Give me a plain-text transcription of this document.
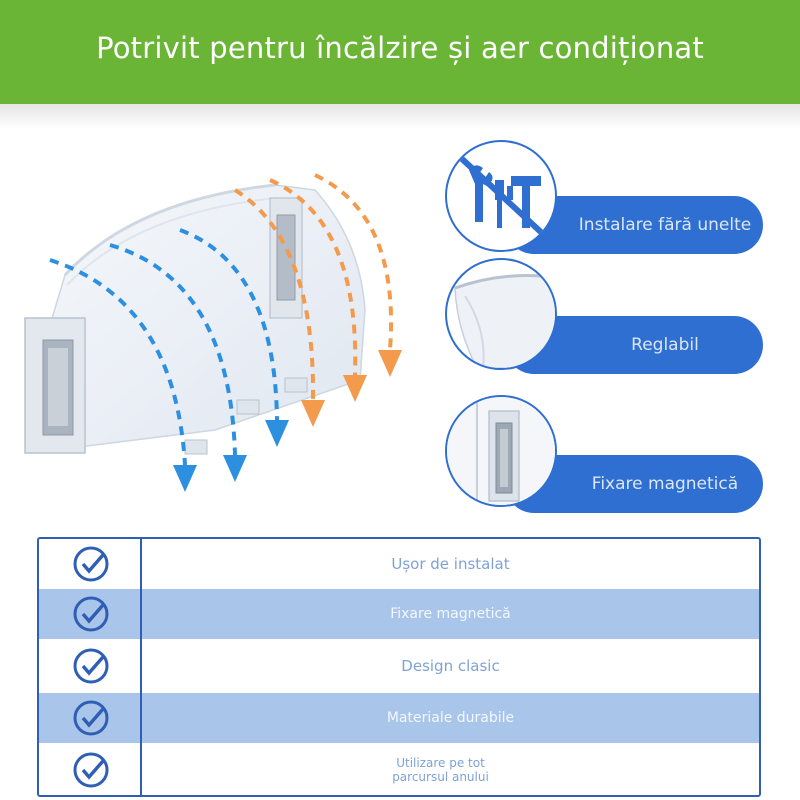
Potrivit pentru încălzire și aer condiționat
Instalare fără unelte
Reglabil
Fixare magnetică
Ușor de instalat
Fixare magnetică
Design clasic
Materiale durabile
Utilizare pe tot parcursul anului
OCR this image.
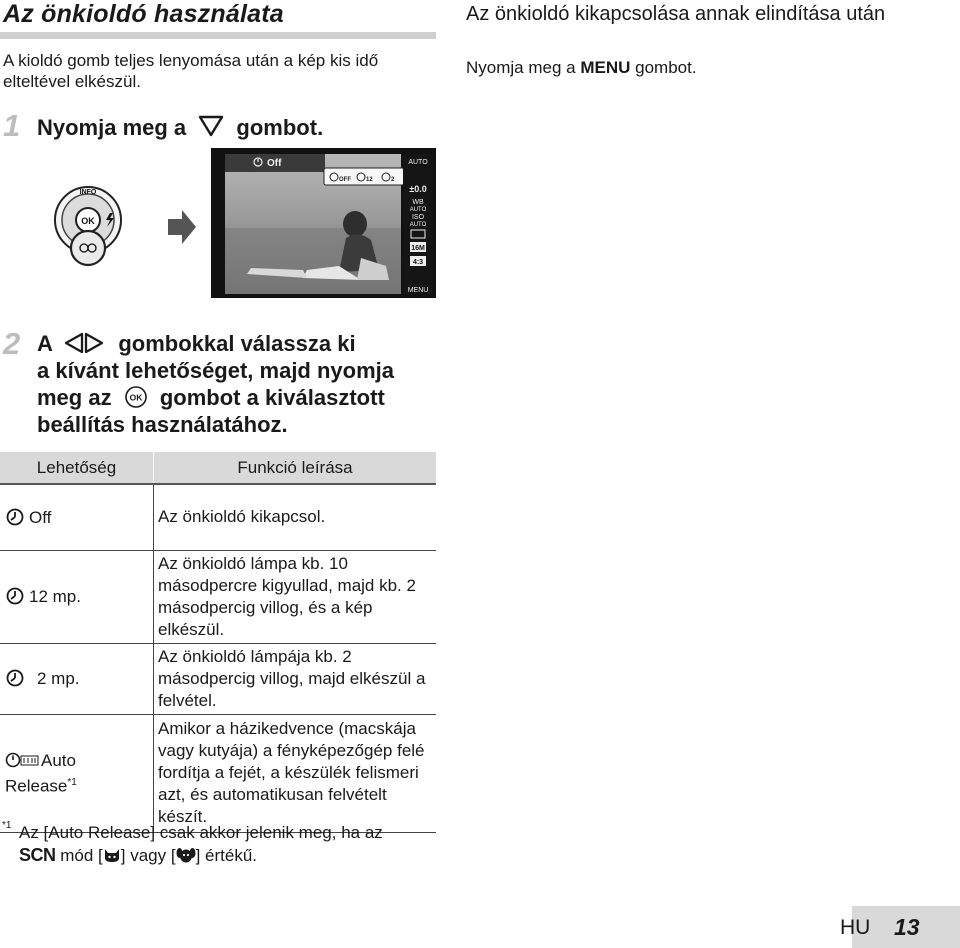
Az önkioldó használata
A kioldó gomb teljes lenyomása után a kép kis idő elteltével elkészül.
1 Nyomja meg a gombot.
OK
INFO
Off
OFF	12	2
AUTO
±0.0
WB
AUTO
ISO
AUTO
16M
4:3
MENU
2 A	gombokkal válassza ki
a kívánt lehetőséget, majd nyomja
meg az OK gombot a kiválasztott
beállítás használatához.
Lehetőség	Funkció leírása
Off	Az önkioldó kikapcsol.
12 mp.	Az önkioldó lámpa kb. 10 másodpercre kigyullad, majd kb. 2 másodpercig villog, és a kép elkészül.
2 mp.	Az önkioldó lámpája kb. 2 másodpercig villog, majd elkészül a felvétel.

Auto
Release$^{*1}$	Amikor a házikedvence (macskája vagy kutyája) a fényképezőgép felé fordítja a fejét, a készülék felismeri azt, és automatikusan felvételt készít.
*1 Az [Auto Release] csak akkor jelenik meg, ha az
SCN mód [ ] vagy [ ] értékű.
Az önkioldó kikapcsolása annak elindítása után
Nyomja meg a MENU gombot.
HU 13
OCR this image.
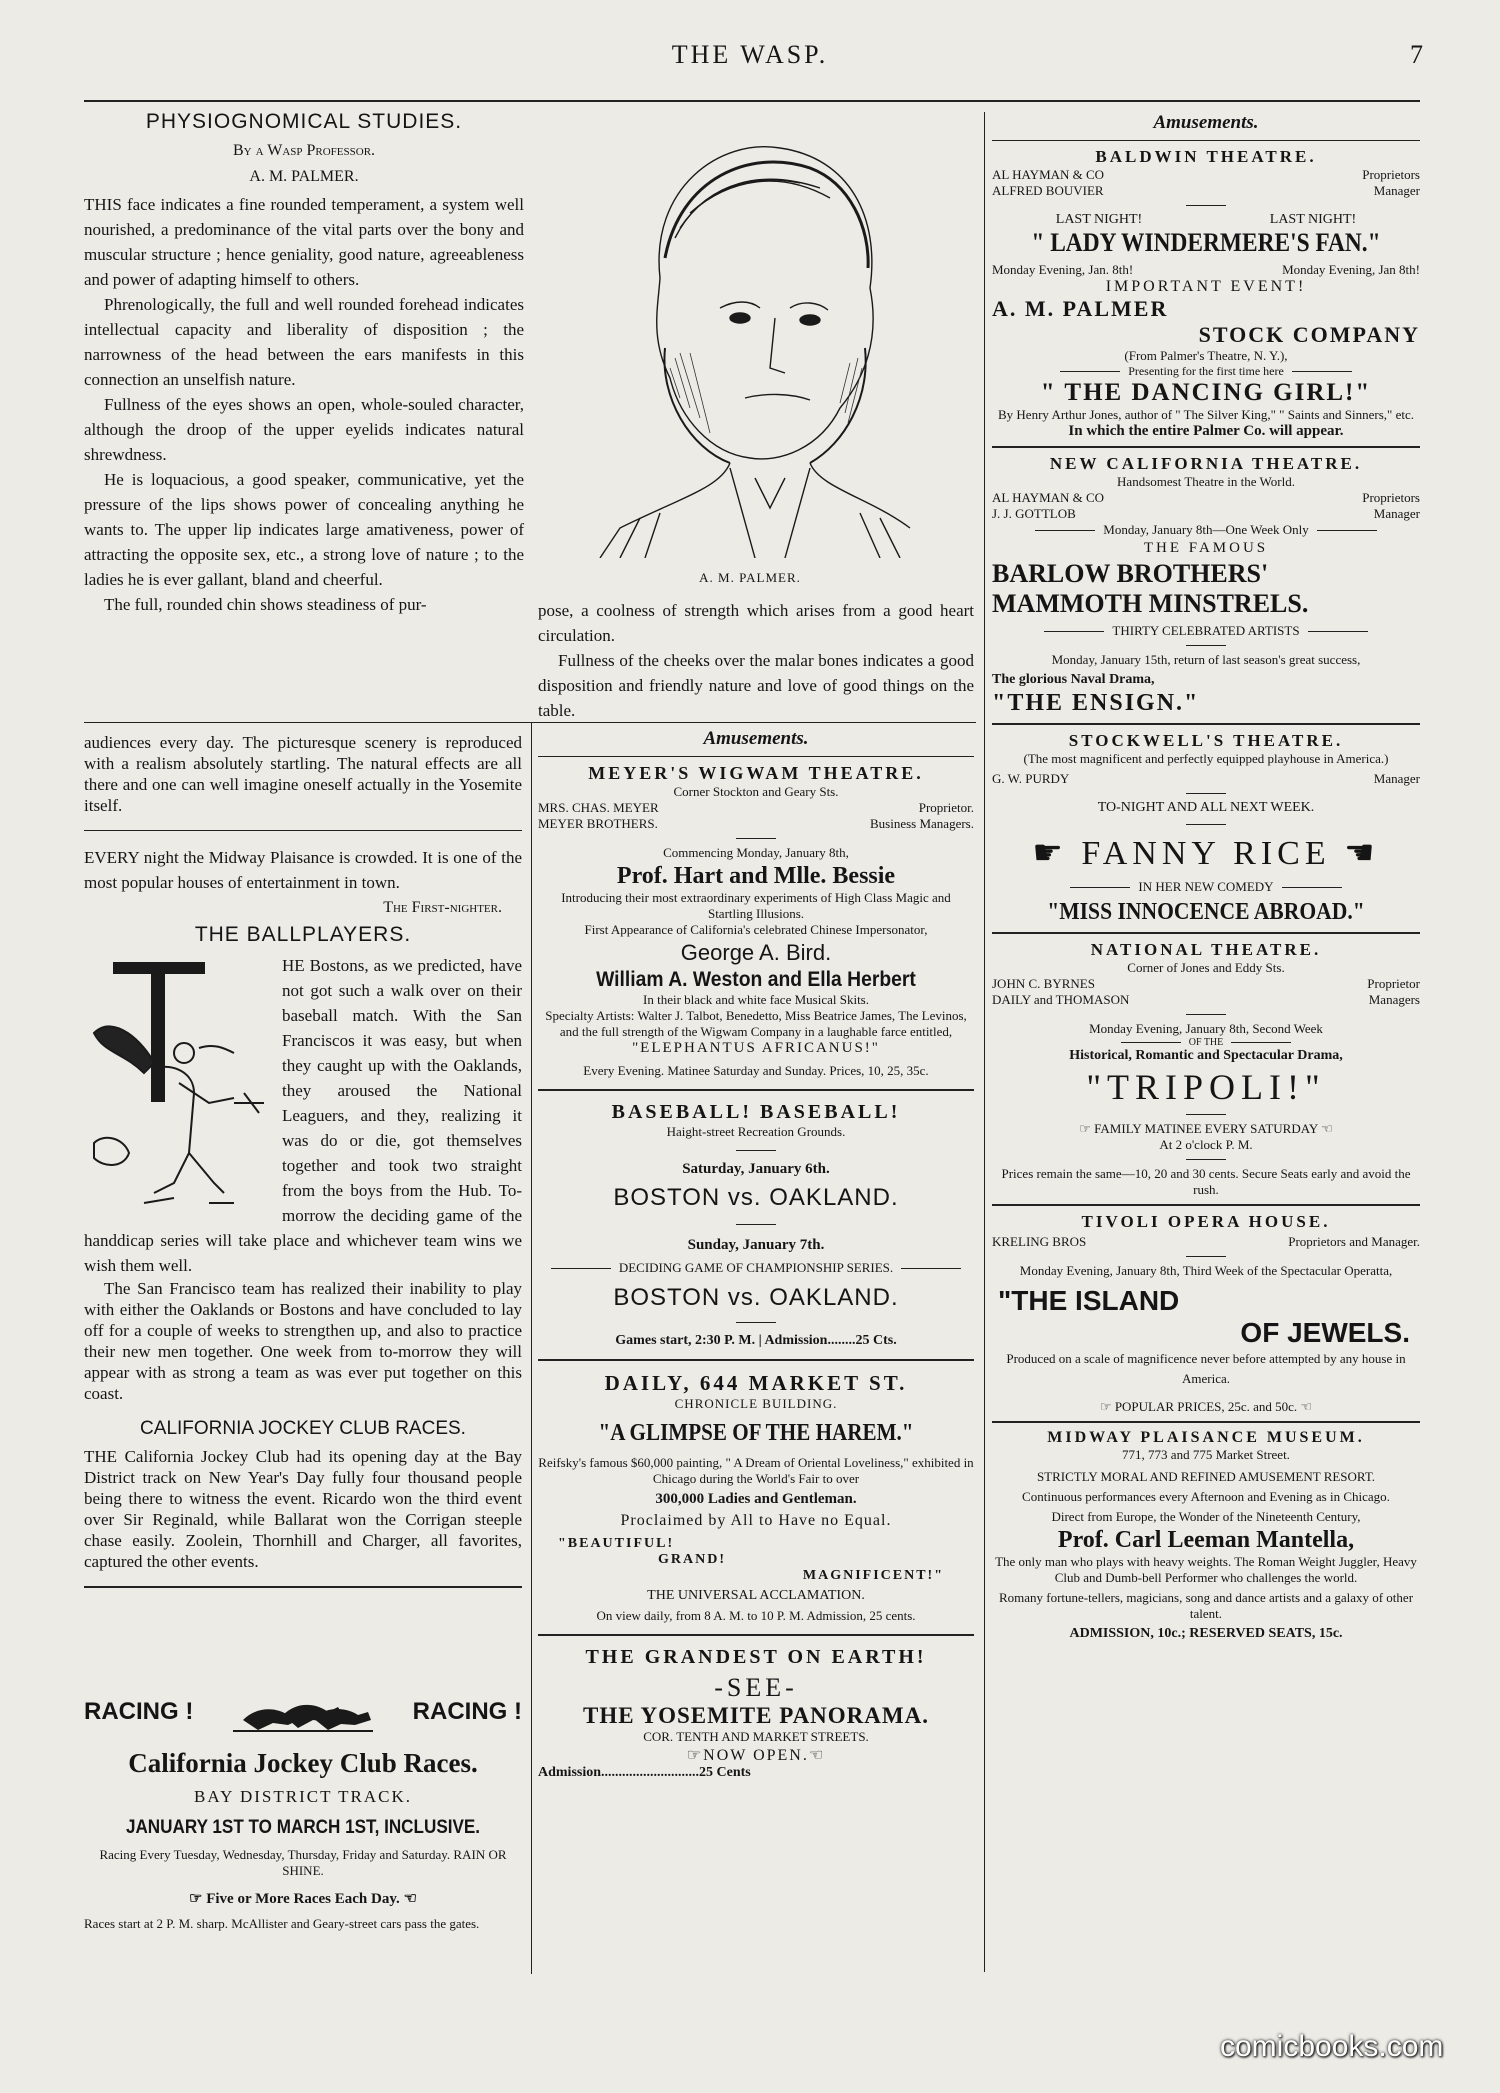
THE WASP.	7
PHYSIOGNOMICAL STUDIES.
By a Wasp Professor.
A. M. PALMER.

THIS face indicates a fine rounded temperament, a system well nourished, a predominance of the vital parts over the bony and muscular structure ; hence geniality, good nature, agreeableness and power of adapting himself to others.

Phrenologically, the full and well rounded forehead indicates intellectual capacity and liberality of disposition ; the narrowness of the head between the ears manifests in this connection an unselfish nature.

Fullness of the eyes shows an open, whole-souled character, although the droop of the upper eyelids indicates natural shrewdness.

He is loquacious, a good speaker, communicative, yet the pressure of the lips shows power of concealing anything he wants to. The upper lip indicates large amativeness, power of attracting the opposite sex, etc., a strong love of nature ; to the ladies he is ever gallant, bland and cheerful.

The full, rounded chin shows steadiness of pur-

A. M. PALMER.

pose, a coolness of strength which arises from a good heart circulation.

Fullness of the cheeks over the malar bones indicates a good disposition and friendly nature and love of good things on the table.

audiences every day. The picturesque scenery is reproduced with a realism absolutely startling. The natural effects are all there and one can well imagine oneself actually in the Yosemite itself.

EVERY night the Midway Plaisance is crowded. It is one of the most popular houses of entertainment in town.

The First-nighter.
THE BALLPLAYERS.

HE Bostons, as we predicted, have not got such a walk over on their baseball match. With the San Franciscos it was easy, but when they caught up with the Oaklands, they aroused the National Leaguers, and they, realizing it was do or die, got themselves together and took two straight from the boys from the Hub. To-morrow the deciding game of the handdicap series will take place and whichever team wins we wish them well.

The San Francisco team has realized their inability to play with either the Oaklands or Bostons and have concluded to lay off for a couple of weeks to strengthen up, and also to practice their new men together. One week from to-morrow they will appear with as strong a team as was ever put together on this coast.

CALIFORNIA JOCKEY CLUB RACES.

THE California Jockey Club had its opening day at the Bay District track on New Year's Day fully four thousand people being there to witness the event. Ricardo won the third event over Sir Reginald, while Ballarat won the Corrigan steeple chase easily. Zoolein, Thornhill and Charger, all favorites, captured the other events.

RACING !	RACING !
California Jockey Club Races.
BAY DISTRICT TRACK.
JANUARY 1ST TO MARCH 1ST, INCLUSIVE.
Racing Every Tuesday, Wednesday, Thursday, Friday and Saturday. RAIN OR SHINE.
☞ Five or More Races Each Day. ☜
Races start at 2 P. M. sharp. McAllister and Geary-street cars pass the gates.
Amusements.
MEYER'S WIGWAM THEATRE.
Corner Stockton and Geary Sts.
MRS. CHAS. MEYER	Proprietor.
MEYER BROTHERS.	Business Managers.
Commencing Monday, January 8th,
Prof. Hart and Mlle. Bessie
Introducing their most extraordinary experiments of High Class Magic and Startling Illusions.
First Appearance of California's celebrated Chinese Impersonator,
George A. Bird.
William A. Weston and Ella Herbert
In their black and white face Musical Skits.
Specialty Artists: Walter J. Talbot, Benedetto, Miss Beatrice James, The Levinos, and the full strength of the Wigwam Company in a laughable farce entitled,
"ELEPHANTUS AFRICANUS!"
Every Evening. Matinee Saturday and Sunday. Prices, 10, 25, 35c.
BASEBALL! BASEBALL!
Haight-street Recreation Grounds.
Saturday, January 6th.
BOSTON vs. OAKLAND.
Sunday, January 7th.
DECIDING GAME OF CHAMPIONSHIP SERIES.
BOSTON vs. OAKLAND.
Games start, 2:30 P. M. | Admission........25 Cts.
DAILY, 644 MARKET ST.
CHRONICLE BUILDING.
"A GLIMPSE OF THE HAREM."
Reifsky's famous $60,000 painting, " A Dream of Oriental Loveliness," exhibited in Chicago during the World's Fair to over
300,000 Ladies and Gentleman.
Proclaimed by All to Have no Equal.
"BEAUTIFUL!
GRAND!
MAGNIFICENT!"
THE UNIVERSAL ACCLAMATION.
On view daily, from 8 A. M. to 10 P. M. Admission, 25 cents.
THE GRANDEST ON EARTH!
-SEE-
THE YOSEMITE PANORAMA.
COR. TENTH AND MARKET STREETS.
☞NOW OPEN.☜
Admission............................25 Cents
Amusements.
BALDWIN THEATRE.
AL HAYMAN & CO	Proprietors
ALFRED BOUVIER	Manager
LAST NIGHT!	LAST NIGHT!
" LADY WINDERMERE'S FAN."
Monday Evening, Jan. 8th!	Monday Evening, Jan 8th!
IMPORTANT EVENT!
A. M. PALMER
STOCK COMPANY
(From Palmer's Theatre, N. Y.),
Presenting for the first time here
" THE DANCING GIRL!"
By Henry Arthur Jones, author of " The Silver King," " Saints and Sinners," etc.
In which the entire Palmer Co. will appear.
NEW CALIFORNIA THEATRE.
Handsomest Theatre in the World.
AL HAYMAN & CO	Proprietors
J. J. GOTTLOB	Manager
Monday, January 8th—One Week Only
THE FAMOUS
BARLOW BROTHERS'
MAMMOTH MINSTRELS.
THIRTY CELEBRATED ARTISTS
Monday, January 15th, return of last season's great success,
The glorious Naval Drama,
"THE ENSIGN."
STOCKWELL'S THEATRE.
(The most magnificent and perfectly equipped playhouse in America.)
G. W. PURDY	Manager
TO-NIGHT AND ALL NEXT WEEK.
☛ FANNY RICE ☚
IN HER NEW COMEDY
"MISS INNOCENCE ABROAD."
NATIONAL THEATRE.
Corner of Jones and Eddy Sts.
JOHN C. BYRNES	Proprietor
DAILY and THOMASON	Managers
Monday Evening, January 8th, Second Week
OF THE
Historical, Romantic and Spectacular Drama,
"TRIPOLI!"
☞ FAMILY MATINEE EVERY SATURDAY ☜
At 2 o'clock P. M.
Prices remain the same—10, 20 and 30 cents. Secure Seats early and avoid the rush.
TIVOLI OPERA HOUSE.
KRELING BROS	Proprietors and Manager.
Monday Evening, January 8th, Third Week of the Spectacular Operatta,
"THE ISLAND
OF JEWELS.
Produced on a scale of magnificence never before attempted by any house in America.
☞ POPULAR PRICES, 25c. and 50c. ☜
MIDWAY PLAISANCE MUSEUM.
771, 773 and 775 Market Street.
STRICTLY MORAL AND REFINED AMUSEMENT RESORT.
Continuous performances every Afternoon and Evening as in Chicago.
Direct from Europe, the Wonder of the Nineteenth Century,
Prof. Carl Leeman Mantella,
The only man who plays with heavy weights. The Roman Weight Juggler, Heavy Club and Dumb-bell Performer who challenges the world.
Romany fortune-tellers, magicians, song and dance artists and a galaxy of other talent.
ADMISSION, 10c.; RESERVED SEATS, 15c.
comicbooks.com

★ ★ ★ ★ ★ ★ ★

Exercise prompt: Report each line of the material above where the word "vagy" appears.

Right answer:
Release$^{*1}$	Amikor a házikedvence (macskája vagy kutyája) a fényképezőgép felé fordítja a fejét, a készülék felismeri azt, és automatikusan felvételt készít.
SCN mód [ ] vagy [ ] értékű.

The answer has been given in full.